● **WHAT IS EXPECTED**
Go through the records and copy each line where the word "title" occurs.

● **SUPPLIED ENTRIES**
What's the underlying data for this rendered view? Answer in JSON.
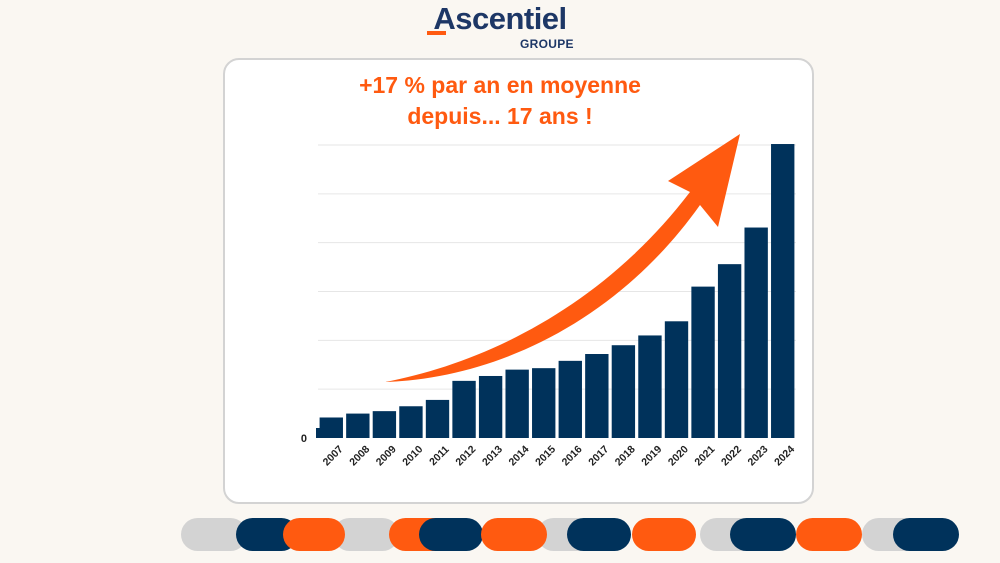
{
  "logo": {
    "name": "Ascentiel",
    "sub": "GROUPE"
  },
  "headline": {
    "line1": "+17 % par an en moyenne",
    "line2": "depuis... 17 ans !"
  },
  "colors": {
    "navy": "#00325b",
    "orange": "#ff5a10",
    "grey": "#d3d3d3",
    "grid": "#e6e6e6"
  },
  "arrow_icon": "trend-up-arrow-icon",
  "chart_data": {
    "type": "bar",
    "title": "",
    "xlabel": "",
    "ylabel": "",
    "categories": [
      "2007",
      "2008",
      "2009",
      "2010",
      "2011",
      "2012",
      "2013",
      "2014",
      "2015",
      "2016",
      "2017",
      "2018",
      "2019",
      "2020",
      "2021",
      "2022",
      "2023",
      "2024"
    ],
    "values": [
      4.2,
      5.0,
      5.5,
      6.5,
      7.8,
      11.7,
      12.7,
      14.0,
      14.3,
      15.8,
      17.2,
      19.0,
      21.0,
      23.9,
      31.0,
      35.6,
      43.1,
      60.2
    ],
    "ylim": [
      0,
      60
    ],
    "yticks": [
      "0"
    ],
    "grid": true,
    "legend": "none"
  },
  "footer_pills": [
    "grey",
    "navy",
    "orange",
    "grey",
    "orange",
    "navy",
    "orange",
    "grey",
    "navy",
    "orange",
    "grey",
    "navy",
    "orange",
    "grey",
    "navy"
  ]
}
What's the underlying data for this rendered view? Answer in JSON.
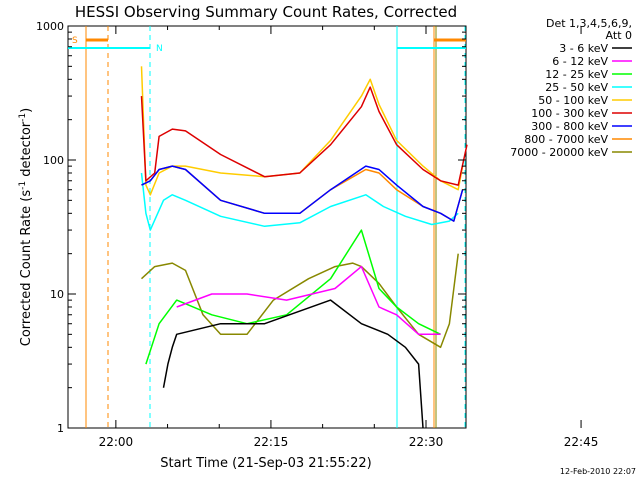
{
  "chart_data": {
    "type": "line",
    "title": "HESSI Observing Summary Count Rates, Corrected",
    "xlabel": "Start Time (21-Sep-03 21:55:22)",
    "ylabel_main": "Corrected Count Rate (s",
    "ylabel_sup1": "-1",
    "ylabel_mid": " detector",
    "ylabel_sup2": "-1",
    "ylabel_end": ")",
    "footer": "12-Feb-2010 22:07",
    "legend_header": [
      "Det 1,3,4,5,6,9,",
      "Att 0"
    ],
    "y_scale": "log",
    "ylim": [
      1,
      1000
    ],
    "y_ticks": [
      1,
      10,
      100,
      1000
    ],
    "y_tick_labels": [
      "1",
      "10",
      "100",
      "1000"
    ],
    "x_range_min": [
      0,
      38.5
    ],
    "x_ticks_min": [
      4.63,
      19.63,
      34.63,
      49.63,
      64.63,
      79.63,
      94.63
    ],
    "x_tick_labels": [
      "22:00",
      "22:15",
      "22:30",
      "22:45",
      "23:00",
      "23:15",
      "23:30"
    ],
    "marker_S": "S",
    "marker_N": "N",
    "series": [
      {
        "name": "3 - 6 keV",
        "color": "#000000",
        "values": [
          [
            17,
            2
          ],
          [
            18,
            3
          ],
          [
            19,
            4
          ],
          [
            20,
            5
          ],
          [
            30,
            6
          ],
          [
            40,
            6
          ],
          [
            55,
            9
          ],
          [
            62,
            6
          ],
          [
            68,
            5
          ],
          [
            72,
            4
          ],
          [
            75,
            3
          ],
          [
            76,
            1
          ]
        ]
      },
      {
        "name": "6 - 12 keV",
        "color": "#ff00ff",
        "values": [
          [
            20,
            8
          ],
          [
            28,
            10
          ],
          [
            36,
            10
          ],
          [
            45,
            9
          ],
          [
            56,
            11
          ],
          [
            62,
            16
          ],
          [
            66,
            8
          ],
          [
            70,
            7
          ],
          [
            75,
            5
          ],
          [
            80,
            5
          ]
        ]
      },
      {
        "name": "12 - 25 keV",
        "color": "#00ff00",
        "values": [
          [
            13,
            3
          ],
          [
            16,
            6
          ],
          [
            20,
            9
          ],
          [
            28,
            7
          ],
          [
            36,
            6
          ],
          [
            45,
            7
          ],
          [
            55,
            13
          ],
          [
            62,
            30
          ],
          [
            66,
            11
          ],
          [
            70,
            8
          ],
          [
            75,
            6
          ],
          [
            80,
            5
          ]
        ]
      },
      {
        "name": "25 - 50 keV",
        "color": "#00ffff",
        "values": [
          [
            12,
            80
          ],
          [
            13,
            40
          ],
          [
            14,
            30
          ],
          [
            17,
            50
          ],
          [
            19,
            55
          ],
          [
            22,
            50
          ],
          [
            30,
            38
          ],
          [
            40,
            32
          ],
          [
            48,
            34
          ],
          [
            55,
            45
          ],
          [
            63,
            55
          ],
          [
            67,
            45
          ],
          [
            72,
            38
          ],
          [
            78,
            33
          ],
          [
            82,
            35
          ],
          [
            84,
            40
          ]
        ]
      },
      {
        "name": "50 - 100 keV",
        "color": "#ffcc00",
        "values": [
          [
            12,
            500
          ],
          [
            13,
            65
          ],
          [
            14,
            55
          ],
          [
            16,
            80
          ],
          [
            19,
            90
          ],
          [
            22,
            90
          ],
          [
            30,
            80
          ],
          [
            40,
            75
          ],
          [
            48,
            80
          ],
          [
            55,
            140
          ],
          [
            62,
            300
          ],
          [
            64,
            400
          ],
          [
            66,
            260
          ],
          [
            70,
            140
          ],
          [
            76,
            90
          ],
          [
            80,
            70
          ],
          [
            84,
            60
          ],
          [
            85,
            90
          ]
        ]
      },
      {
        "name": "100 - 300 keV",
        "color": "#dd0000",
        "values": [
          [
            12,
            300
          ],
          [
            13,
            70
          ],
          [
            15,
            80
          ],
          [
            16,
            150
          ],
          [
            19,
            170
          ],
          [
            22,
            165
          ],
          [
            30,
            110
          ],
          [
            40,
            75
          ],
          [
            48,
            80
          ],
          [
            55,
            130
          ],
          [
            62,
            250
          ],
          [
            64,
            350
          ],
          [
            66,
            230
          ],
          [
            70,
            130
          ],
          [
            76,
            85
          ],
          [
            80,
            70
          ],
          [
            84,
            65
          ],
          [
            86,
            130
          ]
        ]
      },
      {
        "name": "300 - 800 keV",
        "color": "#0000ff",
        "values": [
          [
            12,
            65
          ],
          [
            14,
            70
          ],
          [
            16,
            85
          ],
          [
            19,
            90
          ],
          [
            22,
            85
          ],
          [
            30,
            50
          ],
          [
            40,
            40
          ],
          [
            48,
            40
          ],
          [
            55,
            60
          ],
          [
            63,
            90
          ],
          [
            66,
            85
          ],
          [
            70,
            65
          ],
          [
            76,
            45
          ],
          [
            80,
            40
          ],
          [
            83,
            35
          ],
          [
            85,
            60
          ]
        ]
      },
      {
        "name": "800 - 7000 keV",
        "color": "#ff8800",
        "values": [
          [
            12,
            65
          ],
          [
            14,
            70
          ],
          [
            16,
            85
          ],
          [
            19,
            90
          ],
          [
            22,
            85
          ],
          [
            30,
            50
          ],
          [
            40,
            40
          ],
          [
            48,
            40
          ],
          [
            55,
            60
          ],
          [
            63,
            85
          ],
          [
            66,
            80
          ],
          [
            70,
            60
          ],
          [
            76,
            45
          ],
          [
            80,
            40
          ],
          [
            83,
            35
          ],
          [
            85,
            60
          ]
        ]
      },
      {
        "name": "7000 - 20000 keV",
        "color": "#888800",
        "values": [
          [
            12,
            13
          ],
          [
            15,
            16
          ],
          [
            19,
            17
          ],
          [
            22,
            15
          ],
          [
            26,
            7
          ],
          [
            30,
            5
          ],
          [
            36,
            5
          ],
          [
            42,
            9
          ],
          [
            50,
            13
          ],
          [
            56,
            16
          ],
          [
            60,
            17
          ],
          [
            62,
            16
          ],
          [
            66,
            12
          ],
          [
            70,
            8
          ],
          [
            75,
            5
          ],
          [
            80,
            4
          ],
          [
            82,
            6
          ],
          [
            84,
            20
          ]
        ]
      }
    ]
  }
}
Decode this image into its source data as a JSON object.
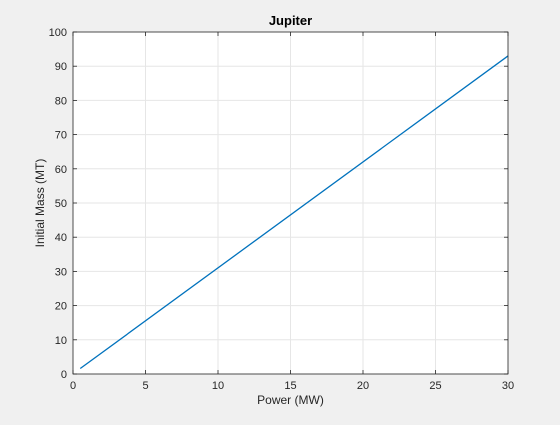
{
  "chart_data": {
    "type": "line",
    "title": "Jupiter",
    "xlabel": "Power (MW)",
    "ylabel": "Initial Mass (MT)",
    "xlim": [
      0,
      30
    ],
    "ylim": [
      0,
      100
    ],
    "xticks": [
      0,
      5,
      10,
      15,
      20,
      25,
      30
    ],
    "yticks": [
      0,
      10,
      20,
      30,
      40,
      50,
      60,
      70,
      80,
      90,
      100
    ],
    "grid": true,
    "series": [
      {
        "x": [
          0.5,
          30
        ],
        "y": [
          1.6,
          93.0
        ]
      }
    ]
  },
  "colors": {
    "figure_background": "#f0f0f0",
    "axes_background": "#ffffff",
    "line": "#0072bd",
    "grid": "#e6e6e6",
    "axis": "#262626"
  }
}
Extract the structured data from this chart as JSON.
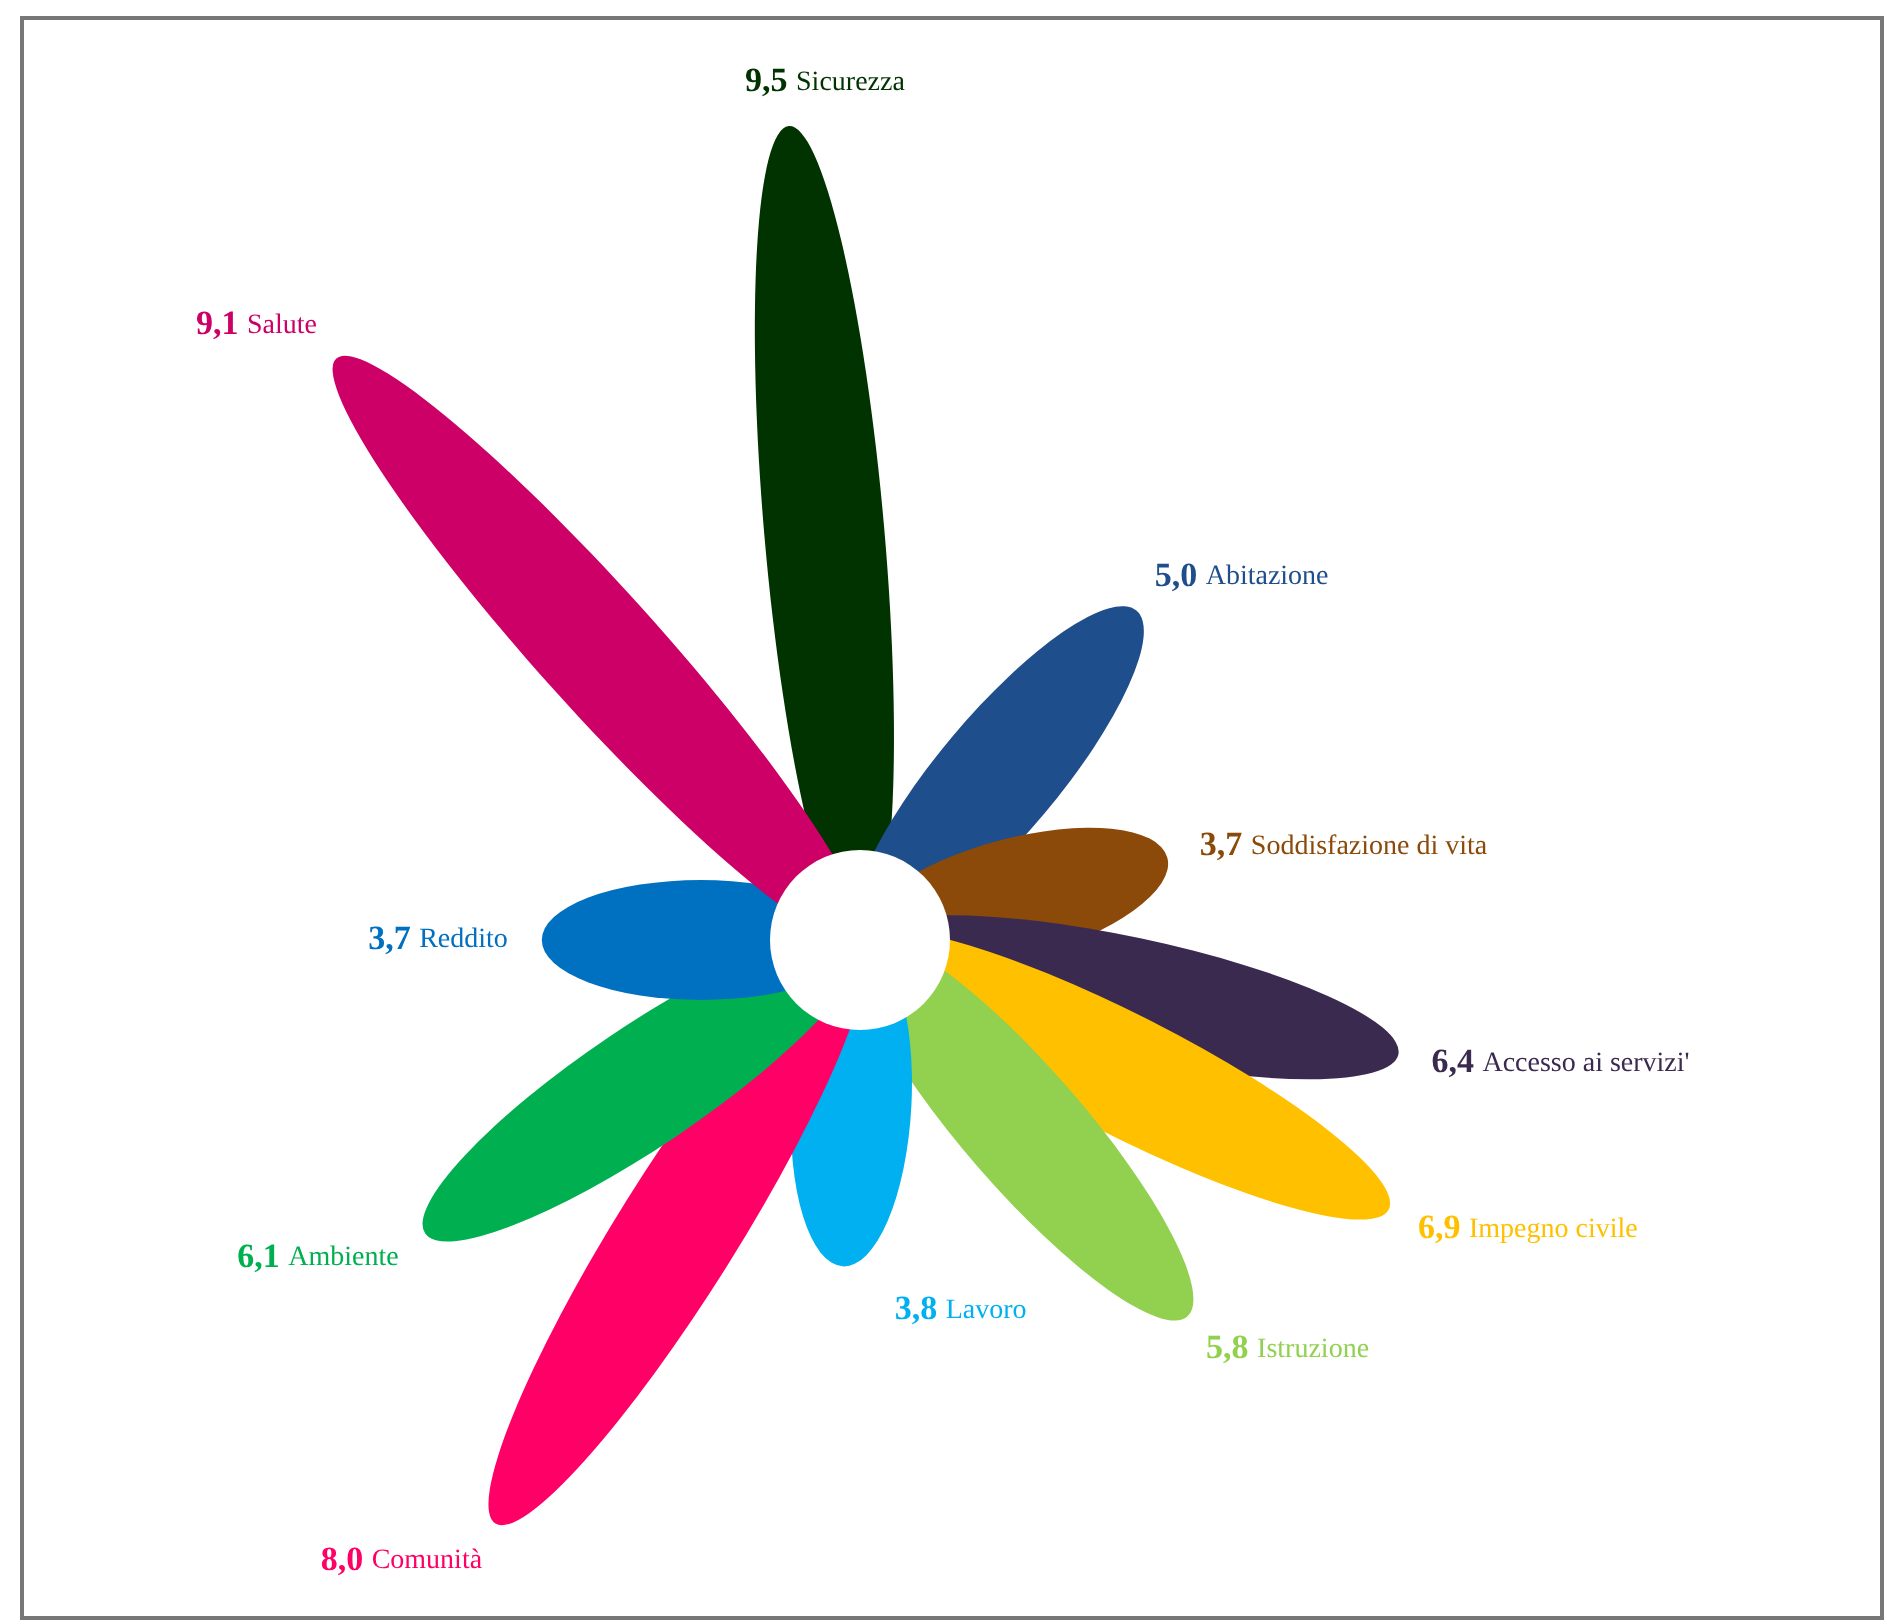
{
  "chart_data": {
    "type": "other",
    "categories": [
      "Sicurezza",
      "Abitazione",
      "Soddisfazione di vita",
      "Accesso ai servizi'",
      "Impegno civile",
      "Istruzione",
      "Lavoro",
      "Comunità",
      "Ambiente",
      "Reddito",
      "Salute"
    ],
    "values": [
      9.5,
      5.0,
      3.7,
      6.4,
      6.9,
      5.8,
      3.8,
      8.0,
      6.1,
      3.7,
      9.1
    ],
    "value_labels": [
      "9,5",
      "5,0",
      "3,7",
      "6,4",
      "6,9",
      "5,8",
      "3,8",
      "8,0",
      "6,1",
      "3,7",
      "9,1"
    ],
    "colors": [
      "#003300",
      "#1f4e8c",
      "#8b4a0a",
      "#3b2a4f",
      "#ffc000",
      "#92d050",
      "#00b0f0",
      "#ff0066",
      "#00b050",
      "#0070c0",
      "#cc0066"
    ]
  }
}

● **WRITTEN SOLUTION**
    "title": "",
    "title": "HESSI Observing Summary Count Rates, Corrected",
    "title": "Jupiter",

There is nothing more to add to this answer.